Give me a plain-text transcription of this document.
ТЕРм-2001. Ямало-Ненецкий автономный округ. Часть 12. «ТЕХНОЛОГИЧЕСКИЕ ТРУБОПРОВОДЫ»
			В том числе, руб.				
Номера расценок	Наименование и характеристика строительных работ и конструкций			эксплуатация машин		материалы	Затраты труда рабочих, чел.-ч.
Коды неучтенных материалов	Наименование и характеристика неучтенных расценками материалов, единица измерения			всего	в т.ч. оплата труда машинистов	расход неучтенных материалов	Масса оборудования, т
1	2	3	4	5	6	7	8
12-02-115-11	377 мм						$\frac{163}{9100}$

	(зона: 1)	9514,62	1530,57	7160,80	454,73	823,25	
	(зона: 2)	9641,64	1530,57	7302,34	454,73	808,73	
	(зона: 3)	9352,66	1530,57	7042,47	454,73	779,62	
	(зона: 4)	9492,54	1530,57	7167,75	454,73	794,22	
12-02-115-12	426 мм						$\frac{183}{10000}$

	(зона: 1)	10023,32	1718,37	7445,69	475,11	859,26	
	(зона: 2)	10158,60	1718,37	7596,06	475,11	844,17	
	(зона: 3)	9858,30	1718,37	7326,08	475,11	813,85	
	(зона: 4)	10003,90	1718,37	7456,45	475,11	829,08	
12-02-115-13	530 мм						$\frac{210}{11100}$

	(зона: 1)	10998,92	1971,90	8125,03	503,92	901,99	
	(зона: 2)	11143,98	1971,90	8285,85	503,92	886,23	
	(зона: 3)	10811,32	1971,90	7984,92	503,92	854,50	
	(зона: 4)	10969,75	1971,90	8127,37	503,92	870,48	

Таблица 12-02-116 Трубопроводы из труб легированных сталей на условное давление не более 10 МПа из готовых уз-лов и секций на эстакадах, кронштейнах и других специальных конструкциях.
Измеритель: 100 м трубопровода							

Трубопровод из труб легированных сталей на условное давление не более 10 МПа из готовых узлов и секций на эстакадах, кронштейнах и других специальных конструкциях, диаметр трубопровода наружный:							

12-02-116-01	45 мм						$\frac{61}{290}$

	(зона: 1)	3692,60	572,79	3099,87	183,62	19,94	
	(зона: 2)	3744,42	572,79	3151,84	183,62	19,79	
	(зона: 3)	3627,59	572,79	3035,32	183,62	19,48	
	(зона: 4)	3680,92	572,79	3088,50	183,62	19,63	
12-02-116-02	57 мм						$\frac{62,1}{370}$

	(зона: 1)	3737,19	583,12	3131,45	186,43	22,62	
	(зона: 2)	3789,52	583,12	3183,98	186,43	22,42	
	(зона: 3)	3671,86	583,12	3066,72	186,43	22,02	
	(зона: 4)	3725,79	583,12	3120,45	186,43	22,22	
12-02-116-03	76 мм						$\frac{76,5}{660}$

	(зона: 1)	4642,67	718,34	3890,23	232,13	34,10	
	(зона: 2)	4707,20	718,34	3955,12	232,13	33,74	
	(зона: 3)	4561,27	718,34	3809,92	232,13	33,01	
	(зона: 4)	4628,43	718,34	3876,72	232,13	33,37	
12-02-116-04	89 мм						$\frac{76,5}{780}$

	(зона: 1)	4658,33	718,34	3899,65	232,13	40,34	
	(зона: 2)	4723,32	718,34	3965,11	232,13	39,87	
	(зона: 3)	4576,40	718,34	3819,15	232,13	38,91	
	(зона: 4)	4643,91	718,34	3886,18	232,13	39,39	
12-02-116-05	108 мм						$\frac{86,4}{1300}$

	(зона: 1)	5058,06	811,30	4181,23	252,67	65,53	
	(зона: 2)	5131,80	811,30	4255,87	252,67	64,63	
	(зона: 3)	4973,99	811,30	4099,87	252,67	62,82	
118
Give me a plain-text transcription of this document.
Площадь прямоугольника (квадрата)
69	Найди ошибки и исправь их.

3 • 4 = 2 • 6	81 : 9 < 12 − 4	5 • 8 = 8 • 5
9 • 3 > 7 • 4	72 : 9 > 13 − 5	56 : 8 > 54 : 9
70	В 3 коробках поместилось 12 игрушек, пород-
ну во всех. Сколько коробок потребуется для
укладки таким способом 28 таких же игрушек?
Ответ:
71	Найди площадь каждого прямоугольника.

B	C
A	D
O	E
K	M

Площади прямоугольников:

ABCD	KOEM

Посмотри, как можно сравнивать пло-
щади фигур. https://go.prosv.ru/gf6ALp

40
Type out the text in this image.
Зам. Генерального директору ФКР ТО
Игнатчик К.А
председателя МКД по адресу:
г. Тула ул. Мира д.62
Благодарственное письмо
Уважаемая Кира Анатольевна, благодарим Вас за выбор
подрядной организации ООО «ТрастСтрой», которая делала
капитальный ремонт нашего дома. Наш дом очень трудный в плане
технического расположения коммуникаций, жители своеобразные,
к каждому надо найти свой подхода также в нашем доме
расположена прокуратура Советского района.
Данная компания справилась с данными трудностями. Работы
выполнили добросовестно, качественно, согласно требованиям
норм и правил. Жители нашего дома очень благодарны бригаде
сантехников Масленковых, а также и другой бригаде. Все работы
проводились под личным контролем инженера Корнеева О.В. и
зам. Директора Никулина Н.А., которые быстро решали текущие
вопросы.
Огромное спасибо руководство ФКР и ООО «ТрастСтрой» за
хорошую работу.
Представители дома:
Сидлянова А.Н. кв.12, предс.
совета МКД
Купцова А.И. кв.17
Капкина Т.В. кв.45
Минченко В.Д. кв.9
+===+
_WHAT IS ASKED_
Say how many lines in the listing above include "труда". Give nothing but the number.

_ANSWER IN FULL_
2